→ Aim of the task
For each line below that includes the word "Leonie", make a copy.

→ Excerpted data
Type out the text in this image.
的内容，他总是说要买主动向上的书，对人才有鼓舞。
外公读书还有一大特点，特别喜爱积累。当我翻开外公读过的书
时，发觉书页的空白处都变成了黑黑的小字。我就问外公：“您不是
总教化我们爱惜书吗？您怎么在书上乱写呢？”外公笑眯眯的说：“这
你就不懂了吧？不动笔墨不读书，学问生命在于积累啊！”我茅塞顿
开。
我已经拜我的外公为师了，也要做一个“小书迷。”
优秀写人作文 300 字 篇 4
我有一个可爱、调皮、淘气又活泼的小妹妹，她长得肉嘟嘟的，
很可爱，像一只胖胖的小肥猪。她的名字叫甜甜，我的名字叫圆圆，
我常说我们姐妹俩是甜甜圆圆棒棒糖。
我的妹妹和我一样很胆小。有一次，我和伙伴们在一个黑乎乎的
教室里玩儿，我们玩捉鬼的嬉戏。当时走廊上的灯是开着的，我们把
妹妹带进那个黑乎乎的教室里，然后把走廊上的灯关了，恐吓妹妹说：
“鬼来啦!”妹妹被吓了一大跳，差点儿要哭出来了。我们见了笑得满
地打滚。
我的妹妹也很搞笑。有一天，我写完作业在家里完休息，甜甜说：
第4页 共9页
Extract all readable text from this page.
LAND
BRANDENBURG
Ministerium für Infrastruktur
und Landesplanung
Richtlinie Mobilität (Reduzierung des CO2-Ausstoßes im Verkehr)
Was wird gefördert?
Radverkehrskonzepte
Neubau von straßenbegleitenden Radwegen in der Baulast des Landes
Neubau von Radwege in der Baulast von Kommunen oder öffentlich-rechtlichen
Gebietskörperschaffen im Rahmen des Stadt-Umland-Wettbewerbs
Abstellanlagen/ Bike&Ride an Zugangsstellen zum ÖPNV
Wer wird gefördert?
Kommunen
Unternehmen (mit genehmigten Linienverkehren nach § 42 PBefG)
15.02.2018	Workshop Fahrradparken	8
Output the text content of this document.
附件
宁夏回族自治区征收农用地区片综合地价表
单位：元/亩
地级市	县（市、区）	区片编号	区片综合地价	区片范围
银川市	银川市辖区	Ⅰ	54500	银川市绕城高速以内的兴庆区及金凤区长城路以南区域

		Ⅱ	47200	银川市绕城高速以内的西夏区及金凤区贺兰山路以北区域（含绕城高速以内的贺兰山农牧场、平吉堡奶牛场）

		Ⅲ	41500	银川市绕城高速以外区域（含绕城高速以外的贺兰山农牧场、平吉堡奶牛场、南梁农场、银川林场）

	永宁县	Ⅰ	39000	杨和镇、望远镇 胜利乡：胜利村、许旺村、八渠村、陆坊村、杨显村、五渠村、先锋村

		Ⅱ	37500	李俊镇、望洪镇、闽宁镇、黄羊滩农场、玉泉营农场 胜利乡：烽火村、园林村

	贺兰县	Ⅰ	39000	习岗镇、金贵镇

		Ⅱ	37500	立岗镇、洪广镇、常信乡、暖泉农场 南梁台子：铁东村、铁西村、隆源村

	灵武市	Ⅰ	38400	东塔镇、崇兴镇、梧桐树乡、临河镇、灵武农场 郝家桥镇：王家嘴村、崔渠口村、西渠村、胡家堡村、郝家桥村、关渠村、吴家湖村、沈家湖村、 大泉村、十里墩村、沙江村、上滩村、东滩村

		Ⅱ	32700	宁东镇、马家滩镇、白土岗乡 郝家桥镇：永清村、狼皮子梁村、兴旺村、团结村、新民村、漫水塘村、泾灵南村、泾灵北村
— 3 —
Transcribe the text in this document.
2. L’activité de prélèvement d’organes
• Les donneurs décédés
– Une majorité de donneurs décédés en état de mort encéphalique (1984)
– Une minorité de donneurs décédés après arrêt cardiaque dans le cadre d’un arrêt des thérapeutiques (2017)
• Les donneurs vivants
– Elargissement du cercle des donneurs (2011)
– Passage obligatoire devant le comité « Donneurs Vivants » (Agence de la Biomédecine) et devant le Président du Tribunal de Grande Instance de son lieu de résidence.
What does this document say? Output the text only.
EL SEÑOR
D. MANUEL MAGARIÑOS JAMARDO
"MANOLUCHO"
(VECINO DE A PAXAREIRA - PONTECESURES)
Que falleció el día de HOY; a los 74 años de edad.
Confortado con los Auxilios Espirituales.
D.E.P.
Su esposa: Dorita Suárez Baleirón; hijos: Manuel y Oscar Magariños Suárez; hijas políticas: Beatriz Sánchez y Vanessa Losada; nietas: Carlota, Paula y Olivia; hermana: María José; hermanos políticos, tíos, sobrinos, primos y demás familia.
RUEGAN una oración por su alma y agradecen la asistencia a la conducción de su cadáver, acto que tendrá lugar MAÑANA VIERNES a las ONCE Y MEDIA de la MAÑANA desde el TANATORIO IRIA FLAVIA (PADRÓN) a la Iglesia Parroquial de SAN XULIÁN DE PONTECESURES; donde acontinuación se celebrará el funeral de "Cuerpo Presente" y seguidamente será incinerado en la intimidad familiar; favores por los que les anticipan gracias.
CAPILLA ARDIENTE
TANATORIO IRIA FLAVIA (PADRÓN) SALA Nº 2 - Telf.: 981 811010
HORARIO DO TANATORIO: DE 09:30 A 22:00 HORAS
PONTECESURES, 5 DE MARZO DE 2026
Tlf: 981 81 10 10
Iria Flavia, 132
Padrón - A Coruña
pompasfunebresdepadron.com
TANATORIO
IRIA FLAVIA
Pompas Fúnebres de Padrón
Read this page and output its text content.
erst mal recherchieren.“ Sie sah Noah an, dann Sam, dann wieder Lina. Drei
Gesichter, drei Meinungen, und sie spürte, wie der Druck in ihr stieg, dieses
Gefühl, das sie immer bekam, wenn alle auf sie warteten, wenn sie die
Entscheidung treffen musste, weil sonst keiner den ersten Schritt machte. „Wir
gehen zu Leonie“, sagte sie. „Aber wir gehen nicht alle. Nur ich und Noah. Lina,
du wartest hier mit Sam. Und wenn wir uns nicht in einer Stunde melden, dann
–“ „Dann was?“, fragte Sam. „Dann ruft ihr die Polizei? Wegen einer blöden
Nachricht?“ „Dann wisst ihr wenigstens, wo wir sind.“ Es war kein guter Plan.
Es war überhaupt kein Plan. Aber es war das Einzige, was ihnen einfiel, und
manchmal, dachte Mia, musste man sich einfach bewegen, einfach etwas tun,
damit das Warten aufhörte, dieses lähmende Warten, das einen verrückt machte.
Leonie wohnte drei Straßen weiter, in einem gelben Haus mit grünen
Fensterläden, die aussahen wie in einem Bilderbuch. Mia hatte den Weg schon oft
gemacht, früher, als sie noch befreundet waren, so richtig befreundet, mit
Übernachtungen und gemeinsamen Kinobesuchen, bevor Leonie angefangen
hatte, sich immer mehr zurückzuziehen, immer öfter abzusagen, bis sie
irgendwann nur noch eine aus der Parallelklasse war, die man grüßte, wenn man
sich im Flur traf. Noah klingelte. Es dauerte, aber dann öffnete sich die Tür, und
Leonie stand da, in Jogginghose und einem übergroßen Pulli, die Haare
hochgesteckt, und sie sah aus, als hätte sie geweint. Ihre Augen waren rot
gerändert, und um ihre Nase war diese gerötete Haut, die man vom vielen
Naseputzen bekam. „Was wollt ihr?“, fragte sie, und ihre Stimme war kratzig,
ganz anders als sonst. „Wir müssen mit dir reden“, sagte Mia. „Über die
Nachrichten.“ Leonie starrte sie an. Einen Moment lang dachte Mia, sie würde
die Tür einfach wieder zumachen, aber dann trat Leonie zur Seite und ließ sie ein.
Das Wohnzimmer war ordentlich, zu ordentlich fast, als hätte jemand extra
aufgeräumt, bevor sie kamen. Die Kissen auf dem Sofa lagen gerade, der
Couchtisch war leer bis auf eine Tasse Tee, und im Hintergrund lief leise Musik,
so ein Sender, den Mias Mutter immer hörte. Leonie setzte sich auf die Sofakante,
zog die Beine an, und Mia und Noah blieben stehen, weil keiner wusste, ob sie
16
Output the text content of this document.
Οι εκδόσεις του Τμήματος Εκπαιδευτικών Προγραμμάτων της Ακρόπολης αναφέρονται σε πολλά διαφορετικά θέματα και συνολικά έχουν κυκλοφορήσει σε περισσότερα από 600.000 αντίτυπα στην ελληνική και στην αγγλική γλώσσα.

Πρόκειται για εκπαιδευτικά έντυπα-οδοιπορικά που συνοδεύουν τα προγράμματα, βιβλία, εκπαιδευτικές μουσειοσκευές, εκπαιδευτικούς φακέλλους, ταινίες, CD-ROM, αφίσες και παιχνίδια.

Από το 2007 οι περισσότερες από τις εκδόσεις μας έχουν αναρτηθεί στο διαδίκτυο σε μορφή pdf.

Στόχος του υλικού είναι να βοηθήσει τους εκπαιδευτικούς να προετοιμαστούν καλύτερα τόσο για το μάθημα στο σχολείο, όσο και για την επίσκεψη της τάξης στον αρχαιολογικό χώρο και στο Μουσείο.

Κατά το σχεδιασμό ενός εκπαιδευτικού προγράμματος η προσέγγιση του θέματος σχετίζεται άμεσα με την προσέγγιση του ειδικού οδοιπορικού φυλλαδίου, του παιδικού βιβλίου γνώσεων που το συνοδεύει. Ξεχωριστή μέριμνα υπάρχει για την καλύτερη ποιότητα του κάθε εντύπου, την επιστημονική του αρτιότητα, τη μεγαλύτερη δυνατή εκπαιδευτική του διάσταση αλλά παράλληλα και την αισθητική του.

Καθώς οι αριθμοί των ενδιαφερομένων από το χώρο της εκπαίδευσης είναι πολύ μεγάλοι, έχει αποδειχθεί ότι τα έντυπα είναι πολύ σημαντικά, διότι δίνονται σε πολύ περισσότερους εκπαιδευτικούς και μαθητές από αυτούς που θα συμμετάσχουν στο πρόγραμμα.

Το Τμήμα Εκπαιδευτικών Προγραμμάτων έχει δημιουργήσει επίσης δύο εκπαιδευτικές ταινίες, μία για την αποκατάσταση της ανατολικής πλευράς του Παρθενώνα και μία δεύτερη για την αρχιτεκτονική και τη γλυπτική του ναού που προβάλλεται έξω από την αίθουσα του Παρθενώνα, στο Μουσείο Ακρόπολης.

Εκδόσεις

→ Task result
gehen zu Leonie“, sagte sie. „Aber wir gehen nicht alle. Nur ich und Noah. Lina,
Leonie wohnte drei Straßen weiter, in einem gelben Haus mit grünen
Übernachtungen und gemeinsamen Kinobesuchen, bevor Leonie angefangen
Leonie stand da, in Jogginghose und einem übergroßen Pulli, die Haare
Nachrichten.“ Leonie starrte sie an. Einen Moment lang dachte Mia, sie würde
die Tür einfach wieder zumachen, aber dann trat Leonie zur Seite und ließ sie ein.
so ein Sender, den Mias Mutter immer hörte. Leonie setzte sich auf die Sofakante,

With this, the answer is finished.